**What is being asked:** Count how many lines hold the string "муниципальных". Give that number alone.

**Data shown:**
BEGIN
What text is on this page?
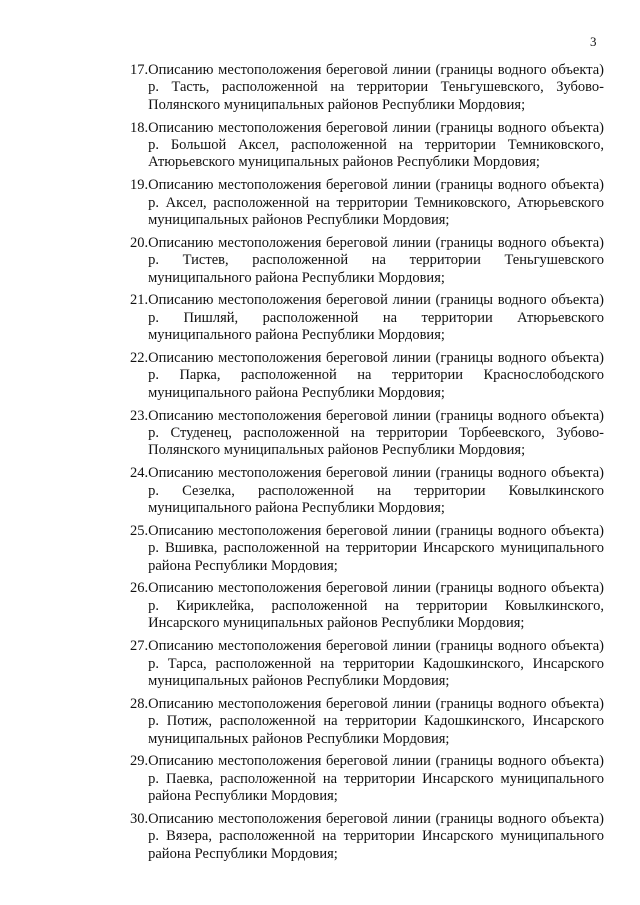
3
17. Описанию местоположения береговой линии (границы водного объекта) р. Тасть, расположенной на территории Теньгушевского, Зубово-Полянского муниципальных районов Республики Мордовия;
18. Описанию местоположения береговой линии (границы водного объекта) р. Большой Аксел, расположенной на территории Темниковского, Атюрьевского муниципальных районов Республики Мордовия;
19. Описанию местоположения береговой линии (границы водного объекта) р. Аксел, расположенной на территории Темниковского, Атюрьевского муниципальных районов Республики Мордовия;
20. Описанию местоположения береговой линии (границы водного объекта) р. Тистев, расположенной на территории Теньгушевского муниципального района Республики Мордовия;
21. Описанию местоположения береговой линии (границы водного объекта) р. Пишляй, расположенной на территории Атюрьевского муниципального района Республики Мордовия;
22. Описанию местоположения береговой линии (границы водного объекта) р. Парка, расположенной на территории Краснослободского муниципального района Республики Мордовия;
23. Описанию местоположения береговой линии (границы водного объекта) р. Студенец, расположенной на территории Торбеевского, Зубово-Полянского муниципальных районов Республики Мордовия;
24. Описанию местоположения береговой линии (границы водного объекта) р. Сезелка, расположенной на территории Ковылкинского муниципального района Республики Мордовия;
25. Описанию местоположения береговой линии (границы водного объекта) р. Вшивка, расположенной на территории Инсарского муниципального района Республики Мордовия;
26. Описанию местоположения береговой линии (границы водного объекта) р. Кириклейка, расположенной на территории Ковылкинского, Инсарского муниципальных районов Республики Мордовия;
27. Описанию местоположения береговой линии (границы водного объекта) р. Тарса, расположенной на территории Кадошкинского, Инсарского муниципальных районов Республики Мордовия;
28. Описанию местоположения береговой линии (границы водного объекта) р. Потиж, расположенной на территории Кадошкинского, Инсарского муниципальных районов Республики Мордовия;
29. Описанию местоположения береговой линии (границы водного объекта) р. Паевка, расположенной на территории Инсарского муниципального района Республики Мордовия;
30. Описанию местоположения береговой линии (границы водного объекта) р. Вязера, расположенной на территории Инсарского муниципального района Республики Мордовия;
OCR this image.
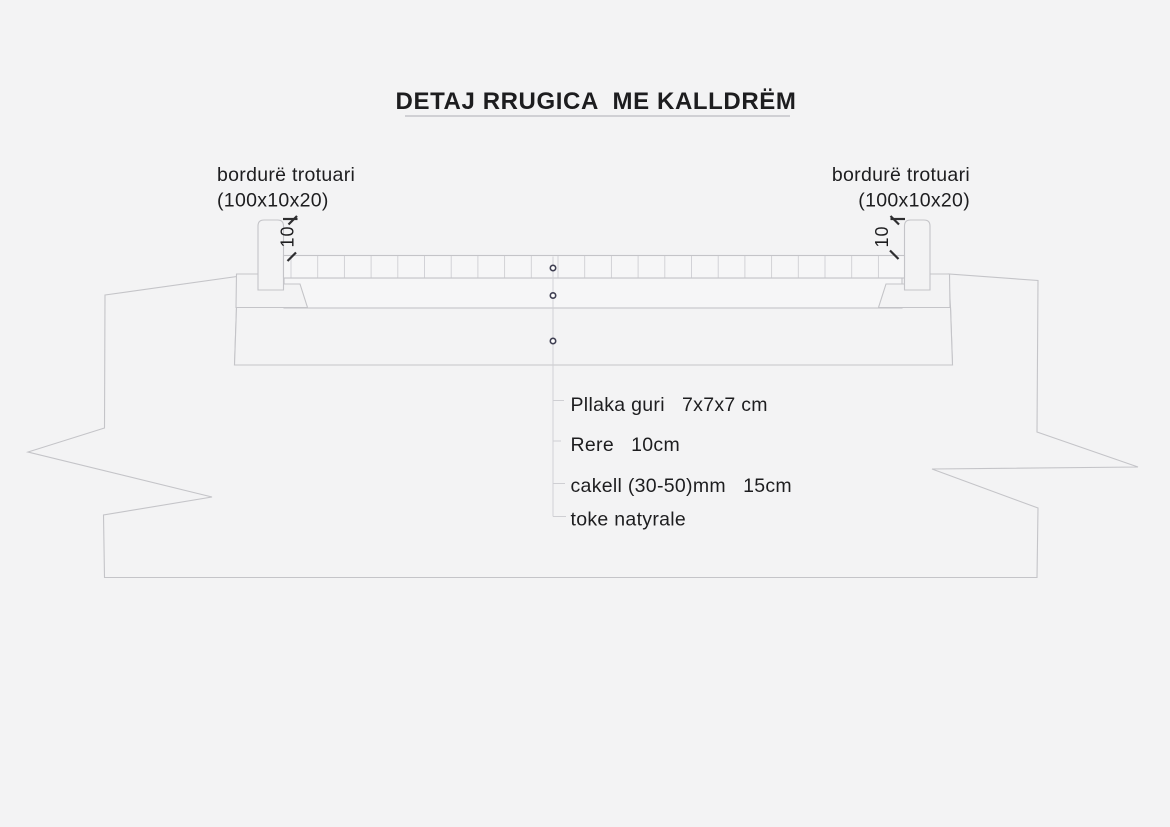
10	10
DETAJ RRUGICA  ME KALLDRËM
bordurë trotuari
(100x10x20)
bordurë trotuari
(100x10x20)
Pllaka guri   7x7x7 cm
Rere   10cm
cakell (30-50)mm   15cm
toke natyrale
END
**Result of the exercise:** 7